» **SHORT EXERCISE**
Select from the records below every line that has the word "this" in it.

» **Figure contents as structured data**
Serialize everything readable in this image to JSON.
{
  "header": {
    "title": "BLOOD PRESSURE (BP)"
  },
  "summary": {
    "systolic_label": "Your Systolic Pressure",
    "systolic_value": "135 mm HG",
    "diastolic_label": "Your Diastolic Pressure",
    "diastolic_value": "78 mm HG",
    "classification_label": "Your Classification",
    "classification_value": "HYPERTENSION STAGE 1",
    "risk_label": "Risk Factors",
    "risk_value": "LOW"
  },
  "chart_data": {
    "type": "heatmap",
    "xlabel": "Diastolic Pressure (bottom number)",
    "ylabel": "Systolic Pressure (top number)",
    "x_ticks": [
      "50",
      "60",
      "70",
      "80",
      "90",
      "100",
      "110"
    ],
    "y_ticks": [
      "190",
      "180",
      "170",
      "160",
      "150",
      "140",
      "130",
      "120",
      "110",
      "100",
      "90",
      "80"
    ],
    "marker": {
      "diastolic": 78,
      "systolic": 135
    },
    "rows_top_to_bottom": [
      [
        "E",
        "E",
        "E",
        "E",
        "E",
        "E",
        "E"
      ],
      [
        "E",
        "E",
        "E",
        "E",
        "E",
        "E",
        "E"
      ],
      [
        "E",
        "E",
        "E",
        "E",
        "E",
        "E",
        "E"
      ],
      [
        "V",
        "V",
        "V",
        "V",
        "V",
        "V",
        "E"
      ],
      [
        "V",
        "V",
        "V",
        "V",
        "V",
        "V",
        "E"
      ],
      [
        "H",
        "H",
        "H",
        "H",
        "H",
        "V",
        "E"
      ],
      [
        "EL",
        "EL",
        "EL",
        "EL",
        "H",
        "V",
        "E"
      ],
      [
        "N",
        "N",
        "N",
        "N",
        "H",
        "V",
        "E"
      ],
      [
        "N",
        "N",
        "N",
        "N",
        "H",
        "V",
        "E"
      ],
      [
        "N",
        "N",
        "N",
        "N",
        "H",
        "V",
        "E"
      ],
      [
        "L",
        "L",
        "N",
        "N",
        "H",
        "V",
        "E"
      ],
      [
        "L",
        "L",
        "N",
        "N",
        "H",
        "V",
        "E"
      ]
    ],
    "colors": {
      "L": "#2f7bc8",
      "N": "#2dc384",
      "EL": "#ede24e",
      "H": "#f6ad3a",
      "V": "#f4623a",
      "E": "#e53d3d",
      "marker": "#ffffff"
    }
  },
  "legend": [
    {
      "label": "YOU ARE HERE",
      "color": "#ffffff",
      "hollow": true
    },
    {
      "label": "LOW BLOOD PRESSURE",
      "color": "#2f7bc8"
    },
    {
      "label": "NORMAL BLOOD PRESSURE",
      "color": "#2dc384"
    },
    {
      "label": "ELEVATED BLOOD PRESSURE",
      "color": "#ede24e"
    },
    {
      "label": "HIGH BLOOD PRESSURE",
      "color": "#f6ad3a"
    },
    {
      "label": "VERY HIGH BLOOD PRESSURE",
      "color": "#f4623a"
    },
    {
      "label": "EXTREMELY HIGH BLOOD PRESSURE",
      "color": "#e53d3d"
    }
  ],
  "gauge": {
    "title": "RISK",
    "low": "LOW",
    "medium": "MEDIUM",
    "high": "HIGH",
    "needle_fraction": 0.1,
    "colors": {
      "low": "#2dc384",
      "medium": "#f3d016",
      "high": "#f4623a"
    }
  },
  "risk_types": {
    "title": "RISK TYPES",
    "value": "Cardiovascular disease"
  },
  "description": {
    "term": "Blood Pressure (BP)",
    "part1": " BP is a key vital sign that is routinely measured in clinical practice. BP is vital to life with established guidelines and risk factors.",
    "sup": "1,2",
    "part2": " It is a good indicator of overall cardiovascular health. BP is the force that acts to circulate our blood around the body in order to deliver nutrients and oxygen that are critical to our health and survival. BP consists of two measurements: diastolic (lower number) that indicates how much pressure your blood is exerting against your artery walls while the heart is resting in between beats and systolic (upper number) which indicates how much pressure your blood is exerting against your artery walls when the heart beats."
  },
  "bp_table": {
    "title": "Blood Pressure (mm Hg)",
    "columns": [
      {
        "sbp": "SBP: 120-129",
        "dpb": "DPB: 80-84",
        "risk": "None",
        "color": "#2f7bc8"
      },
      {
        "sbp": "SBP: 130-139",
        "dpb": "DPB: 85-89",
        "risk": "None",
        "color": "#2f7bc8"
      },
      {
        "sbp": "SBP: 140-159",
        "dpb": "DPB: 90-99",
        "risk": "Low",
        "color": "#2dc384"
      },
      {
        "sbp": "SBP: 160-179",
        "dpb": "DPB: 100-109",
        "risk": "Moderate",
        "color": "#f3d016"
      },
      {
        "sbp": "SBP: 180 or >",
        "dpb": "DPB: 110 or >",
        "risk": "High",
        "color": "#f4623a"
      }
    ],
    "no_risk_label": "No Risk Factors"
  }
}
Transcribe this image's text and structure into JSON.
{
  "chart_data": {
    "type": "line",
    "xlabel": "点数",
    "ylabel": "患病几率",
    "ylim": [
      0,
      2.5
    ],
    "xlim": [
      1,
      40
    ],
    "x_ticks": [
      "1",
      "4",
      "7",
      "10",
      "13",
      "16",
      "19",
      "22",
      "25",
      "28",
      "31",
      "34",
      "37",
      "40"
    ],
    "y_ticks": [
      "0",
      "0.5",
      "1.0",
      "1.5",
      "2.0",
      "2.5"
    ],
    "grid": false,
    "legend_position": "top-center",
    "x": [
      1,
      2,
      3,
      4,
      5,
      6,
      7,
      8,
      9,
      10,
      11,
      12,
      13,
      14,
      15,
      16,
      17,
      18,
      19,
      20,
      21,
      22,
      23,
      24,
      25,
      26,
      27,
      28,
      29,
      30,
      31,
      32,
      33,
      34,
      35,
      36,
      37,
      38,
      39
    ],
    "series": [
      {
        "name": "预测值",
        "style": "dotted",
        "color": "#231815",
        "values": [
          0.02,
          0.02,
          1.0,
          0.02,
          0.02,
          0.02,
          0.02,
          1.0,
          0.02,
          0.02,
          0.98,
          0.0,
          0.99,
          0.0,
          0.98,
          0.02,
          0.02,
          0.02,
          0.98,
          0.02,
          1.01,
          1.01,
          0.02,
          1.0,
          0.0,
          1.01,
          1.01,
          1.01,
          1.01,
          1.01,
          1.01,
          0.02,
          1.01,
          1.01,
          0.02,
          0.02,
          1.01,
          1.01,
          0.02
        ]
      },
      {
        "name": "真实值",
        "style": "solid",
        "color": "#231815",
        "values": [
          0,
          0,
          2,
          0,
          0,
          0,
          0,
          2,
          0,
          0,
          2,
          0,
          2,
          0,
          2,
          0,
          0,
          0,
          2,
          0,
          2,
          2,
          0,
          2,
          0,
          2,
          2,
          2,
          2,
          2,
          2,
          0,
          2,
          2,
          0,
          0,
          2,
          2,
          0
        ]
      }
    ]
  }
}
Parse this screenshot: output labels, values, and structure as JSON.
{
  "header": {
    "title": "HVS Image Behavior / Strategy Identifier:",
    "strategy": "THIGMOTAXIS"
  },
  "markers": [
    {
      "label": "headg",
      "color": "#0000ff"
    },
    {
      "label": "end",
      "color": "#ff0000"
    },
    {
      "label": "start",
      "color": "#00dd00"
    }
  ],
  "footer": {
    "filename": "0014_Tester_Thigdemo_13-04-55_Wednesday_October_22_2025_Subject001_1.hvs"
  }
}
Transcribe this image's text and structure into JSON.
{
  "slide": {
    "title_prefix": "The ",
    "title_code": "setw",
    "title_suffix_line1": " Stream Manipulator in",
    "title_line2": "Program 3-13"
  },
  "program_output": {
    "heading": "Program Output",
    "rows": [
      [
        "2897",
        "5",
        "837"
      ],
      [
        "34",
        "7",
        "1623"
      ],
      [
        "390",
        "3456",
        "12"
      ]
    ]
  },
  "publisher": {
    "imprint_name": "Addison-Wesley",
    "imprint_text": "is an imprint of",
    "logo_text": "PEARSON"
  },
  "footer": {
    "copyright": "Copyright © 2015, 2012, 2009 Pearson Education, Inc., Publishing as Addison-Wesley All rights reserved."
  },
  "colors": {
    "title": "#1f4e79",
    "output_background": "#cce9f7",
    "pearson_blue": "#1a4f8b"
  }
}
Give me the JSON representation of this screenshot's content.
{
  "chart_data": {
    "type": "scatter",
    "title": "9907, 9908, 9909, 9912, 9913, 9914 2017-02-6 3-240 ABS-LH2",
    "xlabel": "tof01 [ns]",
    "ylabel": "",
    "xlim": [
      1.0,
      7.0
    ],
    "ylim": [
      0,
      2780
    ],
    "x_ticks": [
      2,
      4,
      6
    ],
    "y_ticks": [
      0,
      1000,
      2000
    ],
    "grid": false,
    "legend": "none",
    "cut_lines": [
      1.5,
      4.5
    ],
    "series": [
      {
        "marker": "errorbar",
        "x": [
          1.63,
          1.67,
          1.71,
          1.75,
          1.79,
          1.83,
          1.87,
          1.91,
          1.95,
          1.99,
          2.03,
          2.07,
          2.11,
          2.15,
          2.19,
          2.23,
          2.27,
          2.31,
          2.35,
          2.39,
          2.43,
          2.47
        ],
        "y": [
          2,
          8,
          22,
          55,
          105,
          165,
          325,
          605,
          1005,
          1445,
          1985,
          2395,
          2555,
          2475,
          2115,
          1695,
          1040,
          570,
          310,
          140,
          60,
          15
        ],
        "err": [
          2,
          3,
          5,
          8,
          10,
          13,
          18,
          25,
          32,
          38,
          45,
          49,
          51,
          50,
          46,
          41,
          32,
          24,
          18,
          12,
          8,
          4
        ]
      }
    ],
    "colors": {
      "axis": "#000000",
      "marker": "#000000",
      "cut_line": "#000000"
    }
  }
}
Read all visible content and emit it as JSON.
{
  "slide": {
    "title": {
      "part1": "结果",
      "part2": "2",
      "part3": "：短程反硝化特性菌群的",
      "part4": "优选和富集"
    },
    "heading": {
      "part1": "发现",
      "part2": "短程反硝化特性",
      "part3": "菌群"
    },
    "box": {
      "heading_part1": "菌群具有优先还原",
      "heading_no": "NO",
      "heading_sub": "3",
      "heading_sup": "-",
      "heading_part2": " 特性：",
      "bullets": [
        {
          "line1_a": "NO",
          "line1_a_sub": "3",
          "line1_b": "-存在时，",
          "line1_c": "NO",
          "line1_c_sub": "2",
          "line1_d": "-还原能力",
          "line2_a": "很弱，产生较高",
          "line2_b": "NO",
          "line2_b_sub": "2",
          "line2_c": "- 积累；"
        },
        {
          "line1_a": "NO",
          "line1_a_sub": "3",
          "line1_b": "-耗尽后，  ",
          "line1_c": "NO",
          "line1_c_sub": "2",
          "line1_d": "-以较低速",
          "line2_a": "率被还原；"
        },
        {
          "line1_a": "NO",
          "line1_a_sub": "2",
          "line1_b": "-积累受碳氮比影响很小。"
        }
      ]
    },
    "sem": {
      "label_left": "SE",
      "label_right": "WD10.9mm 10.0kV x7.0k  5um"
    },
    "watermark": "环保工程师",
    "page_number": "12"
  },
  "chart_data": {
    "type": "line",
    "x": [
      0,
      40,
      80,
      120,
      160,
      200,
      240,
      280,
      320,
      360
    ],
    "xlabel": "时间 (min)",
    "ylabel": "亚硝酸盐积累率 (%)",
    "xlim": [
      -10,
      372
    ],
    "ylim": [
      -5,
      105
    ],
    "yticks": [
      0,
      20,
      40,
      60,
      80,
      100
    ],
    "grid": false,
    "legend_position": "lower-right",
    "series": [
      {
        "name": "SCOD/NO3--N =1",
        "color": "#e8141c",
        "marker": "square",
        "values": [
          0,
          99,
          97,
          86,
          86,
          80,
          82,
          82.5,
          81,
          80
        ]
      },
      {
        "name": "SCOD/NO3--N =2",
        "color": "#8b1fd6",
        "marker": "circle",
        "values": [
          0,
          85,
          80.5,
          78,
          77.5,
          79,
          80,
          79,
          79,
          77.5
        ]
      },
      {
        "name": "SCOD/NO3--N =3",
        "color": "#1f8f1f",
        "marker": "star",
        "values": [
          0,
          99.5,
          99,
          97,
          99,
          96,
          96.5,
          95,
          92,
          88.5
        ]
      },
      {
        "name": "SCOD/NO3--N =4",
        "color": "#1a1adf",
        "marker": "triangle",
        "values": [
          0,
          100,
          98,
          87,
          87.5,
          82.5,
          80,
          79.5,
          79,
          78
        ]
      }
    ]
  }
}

» **EXERCISE RESPONSE**
Serialize everything readable in this image to JSON.
Transcribe this image's text and structure into JSON.
Parse this screenshot: output labels, values, and structure as JSON.
Transcribe this image's text and structure into JSON.
Give me the JSON representation of this screenshot's content.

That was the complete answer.